▶ _DIRECTIONS FOR THIS TASK_
Pull every line containing the word "geographic" from the records.

▶ _GIVEN DATA_
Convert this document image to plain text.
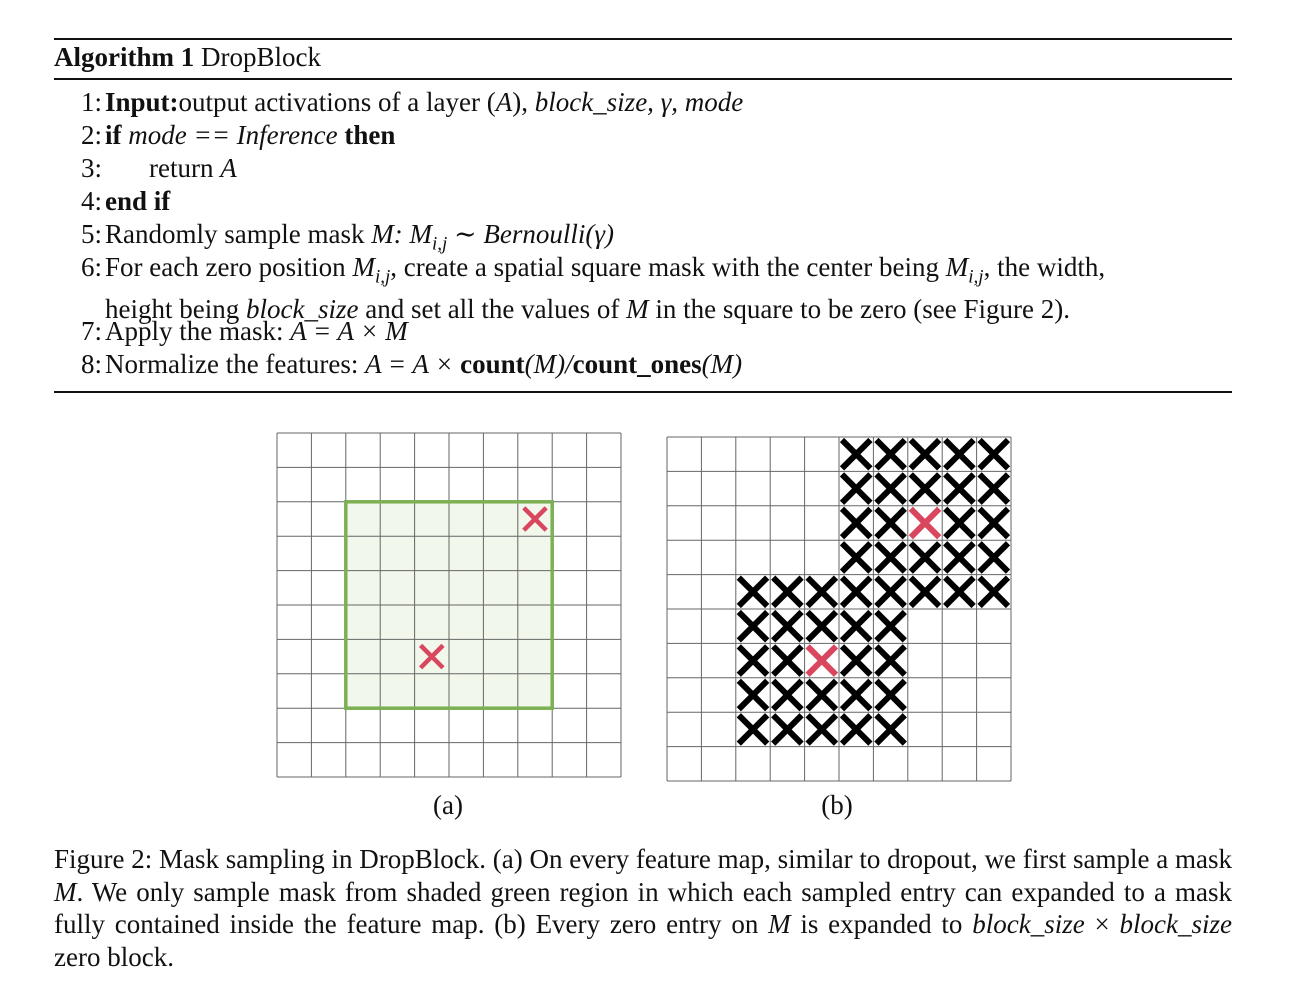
Algorithm 1 DropBlock
1: Input:output activations of a layer (A), block_size, γ, mode
2: if mode == Inference then
3:	return A
4: end if
5: Randomly sample mask M: $M_{i,j}$ ∼ Bernoulli(γ)
6: For each zero position $M_{i,j}$, create a spatial square mask with the center being $M_{i,j}$, the width,
height being block_size and set all the values of M in the square to be zero (see Figure 2).
7: Apply the mask: A = A × M
8: Normalize the features: A = A × count(M)/count_ones(M)
(a)	(b)
Figure 2: Mask sampling in DropBlock. (a) On every feature map, similar to dropout, we first sample a mask M. We only sample mask from shaded green region in which each sampled entry can expanded to a mask fully contained inside the feature map. (b) Every zero entry on M is expanded to block_size × block_size zero block.
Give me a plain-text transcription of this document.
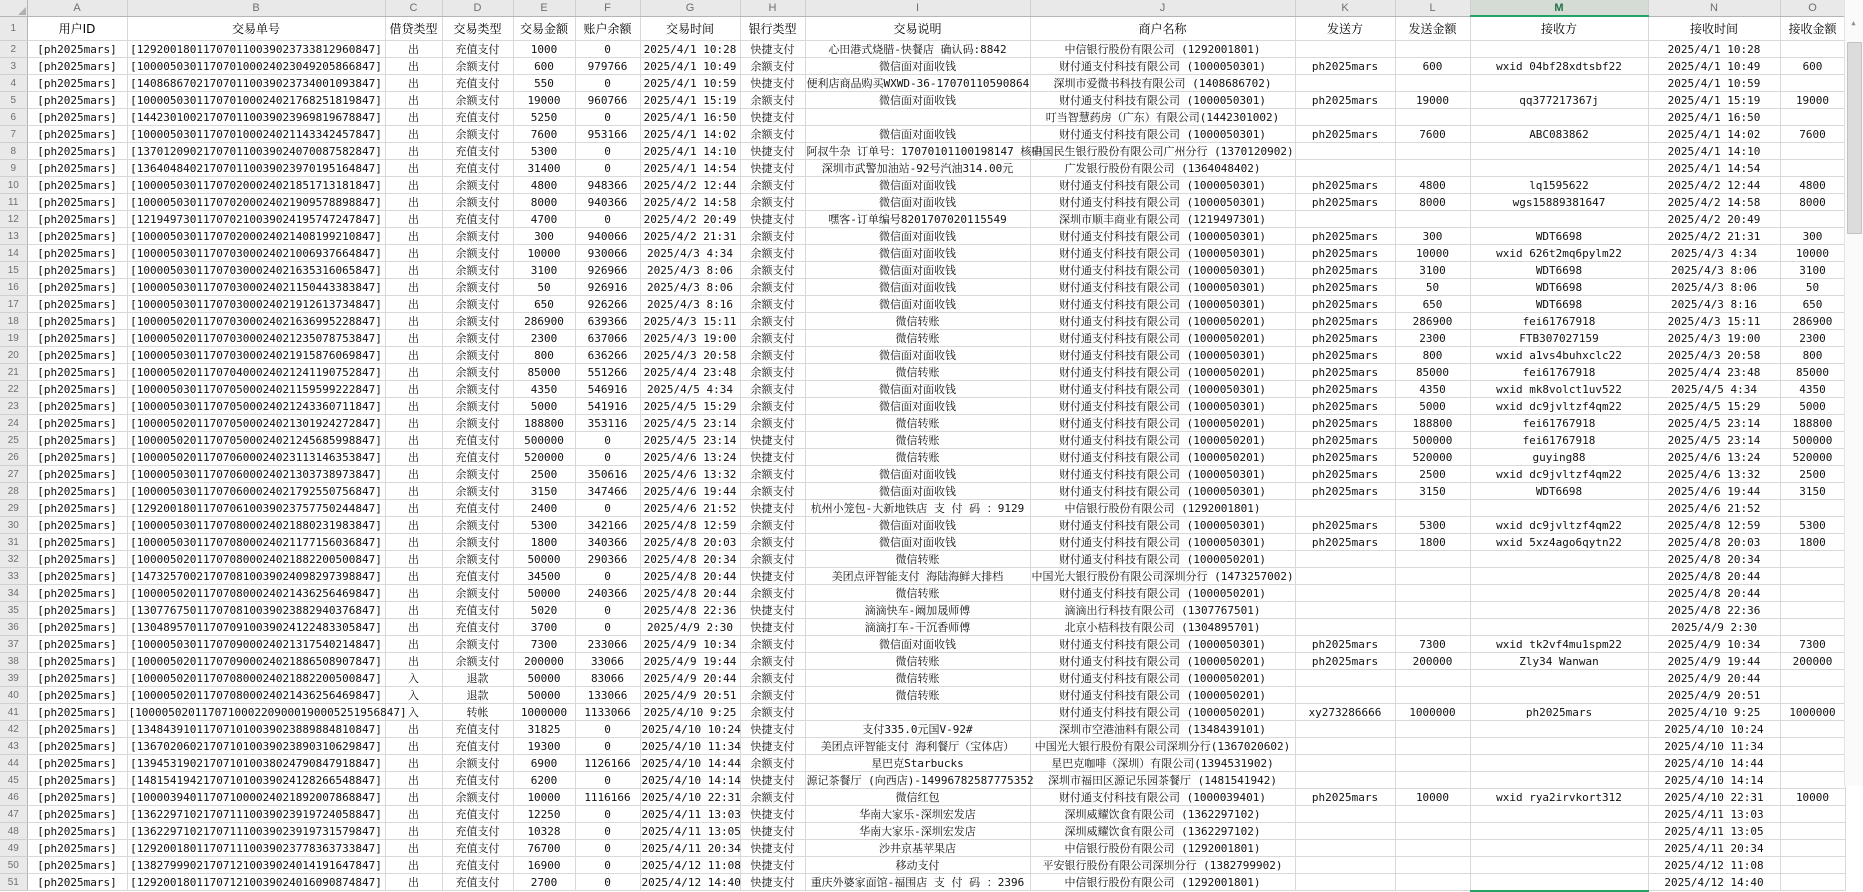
	A	B	C	D	E	F	G	H	I	J	K	L	M	N	O
1	用户ID	交易单号	借贷类型	交易类型	交易金额	账户余额	交易时间	银行类型	交易说明	商户名称	发送方	发送金额	接收方	接收时间	接收金额
2	[ph2025mars]	[129200180117070110039023733812960847]	出	充值支付	1000	0	2025/4/1 10:28	快捷支付	心田港式烧腊-快餐店 确认码:8842	中信银行股份有限公司 (1292001801)				2025/4/1 10:28	
3	[ph2025mars]	[100005030117070100024023049205866847]	出	余额支付	600	979766	2025/4/1 10:49	余额支付	微信面对面收钱	财付通支付科技有限公司 (1000050301)	ph2025mars	600	wxid 04bf28xdtsbf22	2025/4/1 10:49	600
4	[ph2025mars]	[140868670217070110039023734001093847]	出	充值支付	550	0	2025/4/1 10:59	快捷支付	便利店商品购买WXWD-36-17070110590864	深圳市爱微书科技有限公司 (1408686702)				2025/4/1 10:59	
5	[ph2025mars]	[100005030117070100024021768251819847]	出	余额支付	19000	960766	2025/4/1 15:19	余额支付	微信面对面收钱	财付通支付科技有限公司 (1000050301)	ph2025mars	19000	qq377217367j	2025/4/1 15:19	19000
6	[ph2025mars]	[144230100217070110039023969819678847]	出	充值支付	5250	0	2025/4/1 16:50	快捷支付		叮当智慧药房（广东）有限公司(1442301002)				2025/4/1 16:50	
7	[ph2025mars]	[100005030117070100024021143342457847]	出	余额支付	7600	953166	2025/4/1 14:02	余额支付	微信面对面收钱	财付通支付科技有限公司 (1000050301)	ph2025mars	7600	ABC083862	2025/4/1 14:02	7600
8	[ph2025mars]	[137012090217070110039024070087582847]	出	充值支付	5300	0	2025/4/1 14:10	快捷支付	阿叔牛杂 订单号：17070101100198147 核码	中国民生银行股份有限公司广州分行 (1370120902)				2025/4/1 14:10	
9	[ph2025mars]	[136404840217070110039023970195164847]	出	充值支付	31400	0	2025/4/1 14:54	快捷支付	深圳市武警加油站-92号汽油314.00元	广发银行股份有限公司 (1364048402)				2025/4/1 14:54	
10	[ph2025mars]	[100005030117070200024021851713181847]	出	余额支付	4800	948366	2025/4/2 12:44	余额支付	微信面对面收钱	财付通支付科技有限公司 (1000050301)	ph2025mars	4800	lq1595622	2025/4/2 12:44	4800
11	[ph2025mars]	[100005030117070200024021909578898847]	出	余额支付	8000	940366	2025/4/2 14:58	余额支付	微信面对面收钱	财付通支付科技有限公司 (1000050301)	ph2025mars	8000	wgs15889381647	2025/4/2 14:58	8000
12	[ph2025mars]	[121949730117070210039024195747247847]	出	充值支付	4700	0	2025/4/2 20:49	快捷支付	嘿客-订单编号8201707020115549	深圳市顺丰商业有限公司 (1219497301)				2025/4/2 20:49	
13	[ph2025mars]	[100005030117070200024021408199210847]	出	余额支付	300	940066	2025/4/2 21:31	余额支付	微信面对面收钱	财付通支付科技有限公司 (1000050301)	ph2025mars	300	WDT6698	2025/4/2 21:31	300
14	[ph2025mars]	[100005030117070300024021006937664847]	出	余额支付	10000	930066	2025/4/3 4:34	余额支付	微信面对面收钱	财付通支付科技有限公司 (1000050301)	ph2025mars	10000	wxid 626t2mq6pylm22	2025/4/3 4:34	10000
15	[ph2025mars]	[100005030117070300024021635316065847]	出	余额支付	3100	926966	2025/4/3 8:06	余额支付	微信面对面收钱	财付通支付科技有限公司 (1000050301)	ph2025mars	3100	WDT6698	2025/4/3 8:06	3100
16	[ph2025mars]	[100005030117070300024021150443383847]	出	余额支付	50	926916	2025/4/3 8:06	余额支付	微信面对面收钱	财付通支付科技有限公司 (1000050301)	ph2025mars	50	WDT6698	2025/4/3 8:06	50
17	[ph2025mars]	[100005030117070300024021912613734847]	出	余额支付	650	926266	2025/4/3 8:16	余额支付	微信面对面收钱	财付通支付科技有限公司 (1000050301)	ph2025mars	650	WDT6698	2025/4/3 8:16	650
18	[ph2025mars]	[100005020117070300024021636995228847]	出	余额支付	286900	639366	2025/4/3 15:11	余额支付	微信转账	财付通支付科技有限公司 (1000050201)	ph2025mars	286900	fei61767918	2025/4/3 15:11	286900
19	[ph2025mars]	[100005020117070300024021235078753847]	出	余额支付	2300	637066	2025/4/3 19:00	余额支付	微信转账	财付通支付科技有限公司 (1000050201)	ph2025mars	2300	FTB307027159	2025/4/3 19:00	2300
20	[ph2025mars]	[100005030117070300024021915876069847]	出	余额支付	800	636266	2025/4/3 20:58	余额支付	微信面对面收钱	财付通支付科技有限公司 (1000050301)	ph2025mars	800	wxid a1vs4buhxclc22	2025/4/3 20:58	800
21	[ph2025mars]	[100005020117070400024021241190752847]	出	余额支付	85000	551266	2025/4/4 23:48	余额支付	微信转账	财付通支付科技有限公司 (1000050201)	ph2025mars	85000	fei61767918	2025/4/4 23:48	85000
22	[ph2025mars]	[100005030117070500024021159599222847]	出	余额支付	4350	546916	2025/4/5 4:34	余额支付	微信面对面收钱	财付通支付科技有限公司 (1000050301)	ph2025mars	4350	wxid mk8volct1uv522	2025/4/5 4:34	4350
23	[ph2025mars]	[100005030117070500024021243360711847]	出	余额支付	5000	541916	2025/4/5 15:29	余额支付	微信面对面收钱	财付通支付科技有限公司 (1000050301)	ph2025mars	5000	wxid dc9jvltzf4qm22	2025/4/5 15:29	5000
24	[ph2025mars]	[100005020117070500024021301924272847]	出	余额支付	188800	353116	2025/4/5 23:14	余额支付	微信转账	财付通支付科技有限公司 (1000050201)	ph2025mars	188800	fei61767918	2025/4/5 23:14	188800
25	[ph2025mars]	[100005020117070500024021245685998847]	出	充值支付	500000	0	2025/4/5 23:14	快捷支付	微信转账	财付通支付科技有限公司 (1000050201)	ph2025mars	500000	fei61767918	2025/4/5 23:14	500000
26	[ph2025mars]	[100005020117070600024023113146353847]	出	充值支付	520000	0	2025/4/6 13:24	快捷支付	微信转账	财付通支付科技有限公司 (1000050201)	ph2025mars	520000	guying88	2025/4/6 13:24	520000
27	[ph2025mars]	[100005030117070600024021303738973847]	出	余额支付	2500	350616	2025/4/6 13:32	余额支付	微信面对面收钱	财付通支付科技有限公司 (1000050301)	ph2025mars	2500	wxid dc9jvltzf4qm22	2025/4/6 13:32	2500
28	[ph2025mars]	[100005030117070600024021792550756847]	出	余额支付	3150	347466	2025/4/6 19:44	余额支付	微信面对面收钱	财付通支付科技有限公司 (1000050301)	ph2025mars	3150	WDT6698	2025/4/6 19:44	3150
29	[ph2025mars]	[129200180117070610039023757750244847]	出	充值支付	2400	0	2025/4/6 21:52	快捷支付	杭州小笼包-大新地铁店 支 付 码 ：9129	中信银行股份有限公司 (1292001801)				2025/4/6 21:52	
30	[ph2025mars]	[100005030117070800024021880231983847]	出	余额支付	5300	342166	2025/4/8 12:59	余额支付	微信面对面收钱	财付通支付科技有限公司 (1000050301)	ph2025mars	5300	wxid dc9jvltzf4qm22	2025/4/8 12:59	5300
31	[ph2025mars]	[100005030117070800024021177156036847]	出	余额支付	1800	340366	2025/4/8 20:03	余额支付	微信面对面收钱	财付通支付科技有限公司 (1000050301)	ph2025mars	1800	wxid 5xz4ago6qytn22	2025/4/8 20:03	1800
32	[ph2025mars]	[100005020117070800024021882200500847]	出	余额支付	50000	290366	2025/4/8 20:34	余额支付	微信转账	财付通支付科技有限公司 (1000050201)				2025/4/8 20:34	
33	[ph2025mars]	[147325700217070810039024098297398847]	出	充值支付	34500	0	2025/4/8 20:44	快捷支付	美团点评智能支付 海陆海鲜大排档	中国光大银行股份有限公司深圳分行 (1473257002)				2025/4/8 20:44	
34	[ph2025mars]	[100005020117070800024021436256469847]	出	余额支付	50000	240366	2025/4/8 20:44	余额支付	微信转账	财付通支付科技有限公司 (1000050201)				2025/4/8 20:44	
35	[ph2025mars]	[130776750117070810039023882940376847]	出	充值支付	5020	0	2025/4/8 22:36	快捷支付	滴滴快车-阚加晟师傅	滴滴出行科技有限公司 (1307767501)				2025/4/8 22:36	
36	[ph2025mars]	[130489570117070910039024122483305847]	出	充值支付	3700	0	2025/4/9 2:30	快捷支付	滴滴打车-干沉香师傅	北京小桔科技有限公司 (1304895701)				2025/4/9 2:30	
37	[ph2025mars]	[100005030117070900024021317540214847]	出	余额支付	7300	233066	2025/4/9 10:34	余额支付	微信面对面收钱	财付通支付科技有限公司 (1000050301)	ph2025mars	7300	wxid tk2vf4mu1spm22	2025/4/9 10:34	7300
38	[ph2025mars]	[100005020117070900024021886508907847]	出	余额支付	200000	33066	2025/4/9 19:44	余额支付	微信转账	财付通支付科技有限公司 (1000050201)	ph2025mars	200000	Zly34 Wanwan	2025/4/9 19:44	200000
39	[ph2025mars]	[100005020117070800024021882200500847]	入	退款	50000	83066	2025/4/9 20:44	余额支付	微信转账	财付通支付科技有限公司 (1000050201)				2025/4/9 20:44	
40	[ph2025mars]	[100005020117070800024021436256469847]	入	退款	50000	133066	2025/4/9 20:51	余额支付	微信转账	财付通支付科技有限公司 (1000050201)				2025/4/9 20:51	
41	[ph2025mars]	[1000050201170710002209000190005251956847]	入	转帐	1000000	1133066	2025/4/10 9:25	余额支付		财付通支付科技有限公司 (1000050201)	xy273286666	1000000	ph2025mars	2025/4/10 9:25	1000000
42	[ph2025mars]	[134843910117071010039023889884810847]	出	充值支付	31825	0	2025/4/10 10:24	快捷支付	支付335.0元国V-92#	深圳市空港油料有限公司 (1348439101)				2025/4/10 10:24	
43	[ph2025mars]	[136702060217071010039023890310629847]	出	充值支付	19300	0	2025/4/10 11:34	快捷支付	美团点评智能支付 海利餐厅（宝体店）	中国光大银行股份有限公司深圳分行(1367020602)				2025/4/10 11:34	
44	[ph2025mars]	[139453190217071010038024790847918847]	出	余额支付	6900	1126166	2025/4/10 14:44	余额支付	星巴克Starbucks	星巴克咖啡（深圳）有限公司(1394531902)				2025/4/10 14:44	
45	[ph2025mars]	[148154194217071010039024128266548847]	出	充值支付	6200	0	2025/4/10 14:14	快捷支付	源记茶餐厅 (向西店)-14996782587775352	深圳市福田区源记乐园茶餐厅 (1481541942)				2025/4/10 14:14	
46	[ph2025mars]	[100003940117071000024021892007868847]	出	余额支付	10000	1116166	2025/4/10 22:31	余额支付	微信红包	财付通支付科技有限公司 (1000039401)	ph2025mars	10000	wxid rya2irvkort312	2025/4/10 22:31	10000
47	[ph2025mars]	[136229710217071110039023919724058847]	出	充值支付	12250	0	2025/4/11 13:03	快捷支付	华南大家乐-深圳宏发店	深圳威耀饮食有限公司 (1362297102)				2025/4/11 13:03	
48	[ph2025mars]	[136229710217071110039023919731579847]	出	充值支付	10328	0	2025/4/11 13:05	快捷支付	华南大家乐-深圳宏发店	深圳威耀饮食有限公司 (1362297102)				2025/4/11 13:05	
49	[ph2025mars]	[129200180117071110039023778363733847]	出	充值支付	76700	0	2025/4/11 20:34	快捷支付	沙井京基苹果店	中信银行股份有限公司 (1292001801)				2025/4/11 20:34	
50	[ph2025mars]	[138279990217071210039024014191647847]	出	充值支付	16900	0	2025/4/12 11:08	快捷支付	移动支付	平安银行股份有限公司深圳分行 (1382799902)				2025/4/12 11:08	
51	[ph2025mars]	[129200180117071210039024016090874847]	出	充值支付	2700	0	2025/4/12 14:40	快捷支付	重庆外婆家面馆-福围店 支 付 码 ：2396	中信银行股份有限公司 (1292001801)				2025/4/12 14:40	
▲
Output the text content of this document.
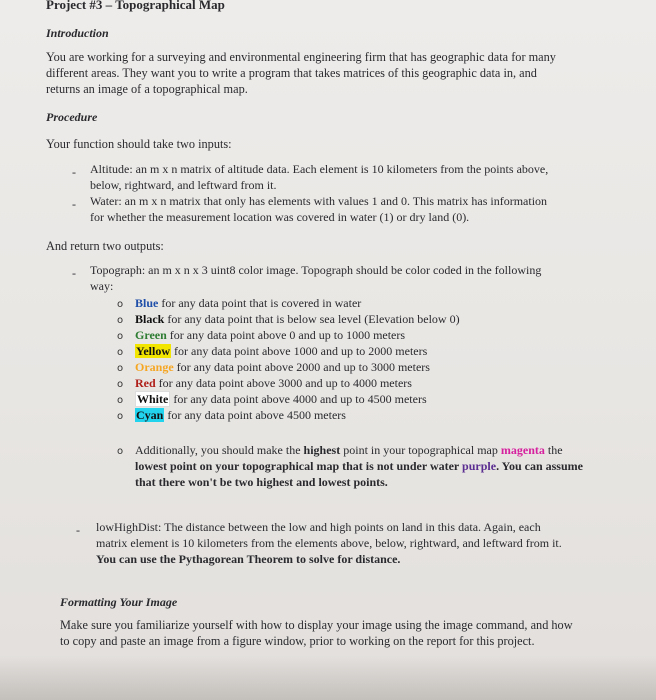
Project #3 – Topographical Map
Introduction
You are working for a surveying and environmental engineering firm that has geographic data for many
different areas. They want you to write a program that takes matrices of this geographic data in, and
returns an image of a topographical map.
Procedure
Your function should take two inputs:
- Altitude: an m x n matrix of altitude data. Each element is 10 kilometers from the points above,
below, rightward, and leftward from it.
- Water: an m x n matrix that only has elements with values 1 and 0. This matrix has information
for whether the measurement location was covered in water (1) or dry land (0).
And return two outputs:
- Topograph: an m x n x 3 uint8 color image. Topograph should be color coded in the following
way:
o Blue for any data point that is covered in water
o Black for any data point that is below sea level (Elevation below 0)
o Green for any data point above 0 and up to 1000 meters
o Yellow for any data point above 1000 and up to 2000 meters
o Orange for any data point above 2000 and up to 3000 meters
o Red for any data point above 3000 and up to 4000 meters
o White for any data point above 4000 and up to 4500 meters
o Cyan for any data point above 4500 meters
o Additionally, you should make the highest point in your topographical map magenta the
lowest point on your topographical map that is not under water purple. You can assume
that there won't be two highest and lowest points.
- lowHighDist: The distance between the low and high points on land in this data. Again, each
matrix element is 10 kilometers from the elements above, below, rightward, and leftward from it.
You can use the Pythagorean Theorem to solve for distance.
Formatting Your Image
Make sure you familiarize yourself with how to display your image using the image command, and how
to copy and paste an image from a figure window, prior to working on the report for this project.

▶ _EXPECTED ANSWER_
You are working for a surveying and environmental engineering firm that has geographic data for many
different areas. They want you to write a program that takes matrices of this geographic data in, and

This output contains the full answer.